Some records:

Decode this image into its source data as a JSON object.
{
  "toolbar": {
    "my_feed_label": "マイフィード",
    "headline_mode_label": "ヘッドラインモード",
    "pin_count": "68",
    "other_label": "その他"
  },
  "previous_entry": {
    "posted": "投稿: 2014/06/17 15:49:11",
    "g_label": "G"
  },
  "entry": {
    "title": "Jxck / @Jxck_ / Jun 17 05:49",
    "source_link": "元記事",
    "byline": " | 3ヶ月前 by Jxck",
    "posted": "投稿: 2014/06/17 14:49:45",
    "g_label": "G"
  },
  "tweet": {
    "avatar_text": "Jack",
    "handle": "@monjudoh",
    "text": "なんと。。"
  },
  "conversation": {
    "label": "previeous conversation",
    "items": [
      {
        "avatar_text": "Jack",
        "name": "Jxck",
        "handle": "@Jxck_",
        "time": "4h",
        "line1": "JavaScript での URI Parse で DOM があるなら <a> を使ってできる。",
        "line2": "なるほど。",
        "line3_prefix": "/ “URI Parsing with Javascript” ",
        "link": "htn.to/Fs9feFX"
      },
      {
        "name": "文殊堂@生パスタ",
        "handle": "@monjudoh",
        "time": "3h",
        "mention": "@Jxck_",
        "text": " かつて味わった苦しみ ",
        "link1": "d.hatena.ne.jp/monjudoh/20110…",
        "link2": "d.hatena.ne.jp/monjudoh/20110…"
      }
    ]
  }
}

:: To be done ::
Extract all of the data exactly as written.

:: The answer ::
Decode this image into its source data as a JSON object.
{
  "toolbar": {
    "my_feed_label": "マイフィード",
    "headline_mode_label": "ヘッドラインモード",
    "pin_count": "68",
    "other_label": "その他"
  },
  "previous_entry": {
    "posted": "投稿: 2014/06/17 15:49:11",
    "g_label": "G"
  },
  "entry": {
    "title": "Jxck / @Jxck_ / Jun 17 05:49",
    "source_link": "元記事",
    "byline": " | 3ヶ月前 by Jxck",
    "posted": "投稿: 2014/06/17 14:49:45",
    "g_label": "G"
  },
  "tweet": {
    "avatar_text": "Jack",
    "handle": "@monjudoh",
    "text": "なんと。。"
  },
  "conversation": {
    "label": "previeous conversation",
    "items": [
      {
        "avatar_text": "Jack",
        "name": "Jxck",
        "handle": "@Jxck_",
        "time": "4h",
        "line1": "JavaScript での URI Parse で DOM があるなら <a> を使ってできる。",
        "line2": "なるほど。",
        "line3_prefix": "/ “URI Parsing with Javascript” ",
        "link": "htn.to/Fs9feFX"
      },
      {
        "name": "文殊堂@生パスタ",
        "handle": "@monjudoh",
        "time": "3h",
        "mention": "@Jxck_",
        "text": " かつて味わった苦しみ ",
        "link1": "d.hatena.ne.jp/monjudoh/20110…",
        "link2": "d.hatena.ne.jp/monjudoh/20110…"
      }
    ]
  }
}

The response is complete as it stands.